→ **PROBLEM**:
Look through the data below and return each line where "image" appears.

--- Start of SUPPLIED RECORDS ---

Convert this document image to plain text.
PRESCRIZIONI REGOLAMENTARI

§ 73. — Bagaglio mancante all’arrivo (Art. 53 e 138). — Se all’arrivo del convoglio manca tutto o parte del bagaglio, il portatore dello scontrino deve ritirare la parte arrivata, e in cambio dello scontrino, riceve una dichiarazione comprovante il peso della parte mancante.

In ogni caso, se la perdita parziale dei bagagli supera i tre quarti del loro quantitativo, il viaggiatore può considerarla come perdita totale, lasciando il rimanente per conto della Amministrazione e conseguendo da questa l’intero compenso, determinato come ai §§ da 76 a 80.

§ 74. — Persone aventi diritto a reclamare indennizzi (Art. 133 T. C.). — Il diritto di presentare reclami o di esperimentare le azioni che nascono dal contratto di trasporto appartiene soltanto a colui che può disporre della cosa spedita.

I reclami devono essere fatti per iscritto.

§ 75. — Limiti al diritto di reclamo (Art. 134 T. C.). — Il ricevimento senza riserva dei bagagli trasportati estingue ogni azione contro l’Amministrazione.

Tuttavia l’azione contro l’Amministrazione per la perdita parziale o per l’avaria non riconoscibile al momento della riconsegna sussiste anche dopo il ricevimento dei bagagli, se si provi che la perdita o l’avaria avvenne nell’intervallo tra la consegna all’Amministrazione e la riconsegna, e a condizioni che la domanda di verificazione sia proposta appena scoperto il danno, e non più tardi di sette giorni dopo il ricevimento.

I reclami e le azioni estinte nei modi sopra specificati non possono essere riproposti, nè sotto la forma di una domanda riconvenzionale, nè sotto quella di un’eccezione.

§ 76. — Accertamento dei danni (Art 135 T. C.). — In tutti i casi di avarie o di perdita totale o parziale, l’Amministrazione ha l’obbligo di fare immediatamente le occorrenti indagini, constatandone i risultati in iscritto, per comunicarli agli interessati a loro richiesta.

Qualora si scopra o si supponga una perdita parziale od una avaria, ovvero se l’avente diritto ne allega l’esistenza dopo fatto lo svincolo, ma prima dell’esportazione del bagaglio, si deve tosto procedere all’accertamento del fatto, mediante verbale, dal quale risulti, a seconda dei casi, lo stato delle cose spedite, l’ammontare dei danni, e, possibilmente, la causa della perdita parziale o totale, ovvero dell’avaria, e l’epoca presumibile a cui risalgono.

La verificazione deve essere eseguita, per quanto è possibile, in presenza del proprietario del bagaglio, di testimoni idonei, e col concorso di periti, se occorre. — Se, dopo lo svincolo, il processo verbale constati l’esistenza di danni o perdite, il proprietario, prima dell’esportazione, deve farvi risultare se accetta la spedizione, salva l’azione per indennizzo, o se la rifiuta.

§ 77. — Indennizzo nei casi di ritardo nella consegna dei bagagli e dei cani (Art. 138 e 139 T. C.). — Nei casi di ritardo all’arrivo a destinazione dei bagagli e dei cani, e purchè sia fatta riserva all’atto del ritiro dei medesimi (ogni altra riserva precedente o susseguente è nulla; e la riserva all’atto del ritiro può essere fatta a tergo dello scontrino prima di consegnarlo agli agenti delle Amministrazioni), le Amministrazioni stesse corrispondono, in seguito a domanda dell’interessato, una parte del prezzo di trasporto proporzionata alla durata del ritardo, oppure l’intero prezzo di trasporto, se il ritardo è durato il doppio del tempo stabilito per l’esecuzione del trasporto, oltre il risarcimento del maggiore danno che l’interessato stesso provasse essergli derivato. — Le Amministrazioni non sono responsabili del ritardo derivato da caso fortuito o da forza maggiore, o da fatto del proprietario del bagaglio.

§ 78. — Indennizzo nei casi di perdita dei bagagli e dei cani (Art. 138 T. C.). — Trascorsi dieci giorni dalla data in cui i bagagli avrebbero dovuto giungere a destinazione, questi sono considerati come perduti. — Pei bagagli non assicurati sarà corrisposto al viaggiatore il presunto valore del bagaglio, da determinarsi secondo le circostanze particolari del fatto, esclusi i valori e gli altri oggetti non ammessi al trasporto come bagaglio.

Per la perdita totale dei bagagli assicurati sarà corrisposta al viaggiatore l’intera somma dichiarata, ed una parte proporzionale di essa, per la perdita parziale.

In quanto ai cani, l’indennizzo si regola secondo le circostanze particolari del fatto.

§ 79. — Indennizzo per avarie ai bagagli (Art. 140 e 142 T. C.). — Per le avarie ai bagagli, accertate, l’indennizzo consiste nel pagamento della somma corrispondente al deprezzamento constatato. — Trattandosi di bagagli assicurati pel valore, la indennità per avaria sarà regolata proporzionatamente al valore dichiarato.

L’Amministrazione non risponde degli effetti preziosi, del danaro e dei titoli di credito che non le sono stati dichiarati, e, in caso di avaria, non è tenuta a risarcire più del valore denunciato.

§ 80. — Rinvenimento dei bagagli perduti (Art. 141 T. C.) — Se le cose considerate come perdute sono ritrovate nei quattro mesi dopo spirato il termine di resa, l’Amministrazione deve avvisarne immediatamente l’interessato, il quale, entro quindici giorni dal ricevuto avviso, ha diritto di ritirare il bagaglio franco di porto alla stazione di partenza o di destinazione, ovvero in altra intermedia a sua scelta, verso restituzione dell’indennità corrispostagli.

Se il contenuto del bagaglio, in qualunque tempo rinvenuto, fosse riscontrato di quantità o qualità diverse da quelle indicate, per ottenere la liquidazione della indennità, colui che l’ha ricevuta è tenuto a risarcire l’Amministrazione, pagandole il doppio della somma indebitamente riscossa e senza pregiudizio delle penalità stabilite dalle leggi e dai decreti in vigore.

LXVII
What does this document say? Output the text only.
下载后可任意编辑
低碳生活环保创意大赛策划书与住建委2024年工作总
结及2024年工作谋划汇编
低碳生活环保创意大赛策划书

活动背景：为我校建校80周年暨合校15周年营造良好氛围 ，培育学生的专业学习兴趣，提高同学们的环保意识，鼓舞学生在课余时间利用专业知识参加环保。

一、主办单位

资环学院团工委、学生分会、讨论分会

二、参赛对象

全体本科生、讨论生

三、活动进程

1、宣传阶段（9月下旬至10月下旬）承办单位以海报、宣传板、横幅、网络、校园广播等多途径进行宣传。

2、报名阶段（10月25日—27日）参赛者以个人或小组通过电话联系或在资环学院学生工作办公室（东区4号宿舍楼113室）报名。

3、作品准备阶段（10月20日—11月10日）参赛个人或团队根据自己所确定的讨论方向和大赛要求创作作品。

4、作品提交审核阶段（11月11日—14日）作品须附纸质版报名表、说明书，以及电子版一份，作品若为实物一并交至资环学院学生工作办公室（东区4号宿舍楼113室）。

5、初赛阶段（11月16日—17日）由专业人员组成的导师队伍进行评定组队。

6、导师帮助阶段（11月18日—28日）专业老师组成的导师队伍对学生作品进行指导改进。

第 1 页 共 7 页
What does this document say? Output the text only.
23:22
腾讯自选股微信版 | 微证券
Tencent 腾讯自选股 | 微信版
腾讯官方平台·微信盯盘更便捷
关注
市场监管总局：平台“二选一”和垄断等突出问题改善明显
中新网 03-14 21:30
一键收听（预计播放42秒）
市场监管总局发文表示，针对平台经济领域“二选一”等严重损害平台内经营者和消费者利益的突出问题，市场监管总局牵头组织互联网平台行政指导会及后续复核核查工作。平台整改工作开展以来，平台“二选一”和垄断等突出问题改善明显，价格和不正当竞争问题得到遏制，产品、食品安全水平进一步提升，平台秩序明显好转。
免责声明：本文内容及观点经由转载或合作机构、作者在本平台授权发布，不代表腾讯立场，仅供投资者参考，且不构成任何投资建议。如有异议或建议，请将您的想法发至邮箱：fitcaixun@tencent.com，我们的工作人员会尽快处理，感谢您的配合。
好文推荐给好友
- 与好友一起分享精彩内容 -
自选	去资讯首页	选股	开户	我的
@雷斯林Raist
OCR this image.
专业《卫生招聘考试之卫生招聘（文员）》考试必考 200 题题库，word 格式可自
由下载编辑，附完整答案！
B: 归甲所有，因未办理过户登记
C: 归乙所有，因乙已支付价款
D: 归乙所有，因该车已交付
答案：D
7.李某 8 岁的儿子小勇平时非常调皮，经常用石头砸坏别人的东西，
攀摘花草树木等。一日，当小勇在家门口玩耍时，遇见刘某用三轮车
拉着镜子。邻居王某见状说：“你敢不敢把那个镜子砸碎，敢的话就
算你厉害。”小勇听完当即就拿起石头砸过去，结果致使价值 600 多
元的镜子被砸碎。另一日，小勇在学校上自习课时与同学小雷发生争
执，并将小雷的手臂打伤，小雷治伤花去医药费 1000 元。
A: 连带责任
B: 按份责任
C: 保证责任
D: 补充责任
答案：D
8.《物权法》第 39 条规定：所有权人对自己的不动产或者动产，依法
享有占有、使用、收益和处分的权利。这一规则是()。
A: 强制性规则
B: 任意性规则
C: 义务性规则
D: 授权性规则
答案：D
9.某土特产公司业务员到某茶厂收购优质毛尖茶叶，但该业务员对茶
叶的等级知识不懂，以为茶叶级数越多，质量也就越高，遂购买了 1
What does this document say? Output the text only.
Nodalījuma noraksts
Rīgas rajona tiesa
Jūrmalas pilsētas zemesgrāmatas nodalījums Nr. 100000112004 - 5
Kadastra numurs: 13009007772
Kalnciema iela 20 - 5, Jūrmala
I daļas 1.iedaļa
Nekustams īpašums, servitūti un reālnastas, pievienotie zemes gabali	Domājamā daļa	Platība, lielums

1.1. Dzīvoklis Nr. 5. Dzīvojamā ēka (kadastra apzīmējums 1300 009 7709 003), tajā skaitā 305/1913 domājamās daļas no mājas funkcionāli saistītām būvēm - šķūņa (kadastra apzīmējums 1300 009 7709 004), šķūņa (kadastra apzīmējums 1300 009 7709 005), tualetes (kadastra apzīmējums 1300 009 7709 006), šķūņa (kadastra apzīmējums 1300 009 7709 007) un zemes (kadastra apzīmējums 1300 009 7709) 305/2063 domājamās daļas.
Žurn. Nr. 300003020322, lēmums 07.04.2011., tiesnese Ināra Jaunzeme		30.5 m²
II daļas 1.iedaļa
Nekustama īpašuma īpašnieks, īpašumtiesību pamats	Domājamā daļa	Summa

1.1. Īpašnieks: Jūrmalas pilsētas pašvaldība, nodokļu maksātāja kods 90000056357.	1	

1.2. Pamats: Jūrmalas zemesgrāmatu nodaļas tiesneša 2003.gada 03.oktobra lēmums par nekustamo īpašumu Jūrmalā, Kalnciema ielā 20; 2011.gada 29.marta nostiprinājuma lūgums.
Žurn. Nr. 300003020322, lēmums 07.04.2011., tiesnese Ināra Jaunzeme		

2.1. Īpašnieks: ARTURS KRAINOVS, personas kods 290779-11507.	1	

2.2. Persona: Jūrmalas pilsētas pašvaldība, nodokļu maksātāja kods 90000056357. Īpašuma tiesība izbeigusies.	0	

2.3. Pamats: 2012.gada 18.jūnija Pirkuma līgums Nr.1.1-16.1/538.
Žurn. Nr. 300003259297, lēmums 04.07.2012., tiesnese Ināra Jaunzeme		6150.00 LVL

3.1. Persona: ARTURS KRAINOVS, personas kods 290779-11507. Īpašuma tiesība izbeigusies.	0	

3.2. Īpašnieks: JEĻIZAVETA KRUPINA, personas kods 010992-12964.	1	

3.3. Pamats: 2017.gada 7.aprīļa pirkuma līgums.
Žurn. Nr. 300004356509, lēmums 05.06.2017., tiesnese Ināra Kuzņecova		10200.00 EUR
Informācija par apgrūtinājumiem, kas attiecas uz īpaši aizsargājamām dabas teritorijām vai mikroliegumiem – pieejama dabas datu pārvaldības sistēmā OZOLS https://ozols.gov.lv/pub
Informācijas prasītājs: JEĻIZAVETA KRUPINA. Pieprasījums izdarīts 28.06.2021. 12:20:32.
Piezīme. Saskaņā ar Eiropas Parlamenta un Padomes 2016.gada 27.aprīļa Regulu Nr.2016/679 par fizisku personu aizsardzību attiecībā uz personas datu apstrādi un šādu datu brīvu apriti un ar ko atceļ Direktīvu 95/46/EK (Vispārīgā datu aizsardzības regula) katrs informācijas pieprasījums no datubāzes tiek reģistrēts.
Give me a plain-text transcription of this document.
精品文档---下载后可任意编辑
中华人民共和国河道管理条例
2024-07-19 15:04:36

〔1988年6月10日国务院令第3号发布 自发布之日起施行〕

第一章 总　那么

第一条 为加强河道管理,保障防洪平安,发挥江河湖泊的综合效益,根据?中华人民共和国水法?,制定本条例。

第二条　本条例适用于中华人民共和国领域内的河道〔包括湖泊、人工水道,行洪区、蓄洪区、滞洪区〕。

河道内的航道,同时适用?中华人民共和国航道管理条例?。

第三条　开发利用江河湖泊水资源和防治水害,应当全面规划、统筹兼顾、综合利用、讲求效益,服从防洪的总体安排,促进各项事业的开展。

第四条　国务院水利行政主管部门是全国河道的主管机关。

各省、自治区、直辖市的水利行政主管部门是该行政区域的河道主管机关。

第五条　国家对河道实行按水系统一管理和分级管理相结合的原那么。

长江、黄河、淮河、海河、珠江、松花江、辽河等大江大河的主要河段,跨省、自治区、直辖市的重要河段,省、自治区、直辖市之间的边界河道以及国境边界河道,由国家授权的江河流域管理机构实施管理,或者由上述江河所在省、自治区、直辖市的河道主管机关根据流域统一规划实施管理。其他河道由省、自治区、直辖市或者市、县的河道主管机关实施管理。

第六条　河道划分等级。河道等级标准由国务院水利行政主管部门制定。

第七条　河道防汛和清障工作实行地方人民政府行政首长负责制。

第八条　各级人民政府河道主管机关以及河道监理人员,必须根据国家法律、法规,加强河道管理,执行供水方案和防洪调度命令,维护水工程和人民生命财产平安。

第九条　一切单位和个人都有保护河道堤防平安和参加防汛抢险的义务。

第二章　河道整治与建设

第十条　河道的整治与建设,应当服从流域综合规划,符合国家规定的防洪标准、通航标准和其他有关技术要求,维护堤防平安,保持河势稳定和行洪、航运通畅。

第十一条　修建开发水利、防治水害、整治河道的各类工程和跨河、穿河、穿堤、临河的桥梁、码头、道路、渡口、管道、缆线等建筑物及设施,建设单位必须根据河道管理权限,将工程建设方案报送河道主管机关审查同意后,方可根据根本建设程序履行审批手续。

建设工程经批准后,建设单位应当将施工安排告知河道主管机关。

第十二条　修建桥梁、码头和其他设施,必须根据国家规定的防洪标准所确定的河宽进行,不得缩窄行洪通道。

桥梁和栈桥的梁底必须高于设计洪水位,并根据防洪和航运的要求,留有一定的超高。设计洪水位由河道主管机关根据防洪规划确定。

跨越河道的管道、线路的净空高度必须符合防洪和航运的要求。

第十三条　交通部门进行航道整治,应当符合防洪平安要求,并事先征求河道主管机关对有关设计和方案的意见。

--- End of SUPPLIED RECORDS ---

→ **COMPLETED TASK**:
Convert this document image to plain text.
OCR this image.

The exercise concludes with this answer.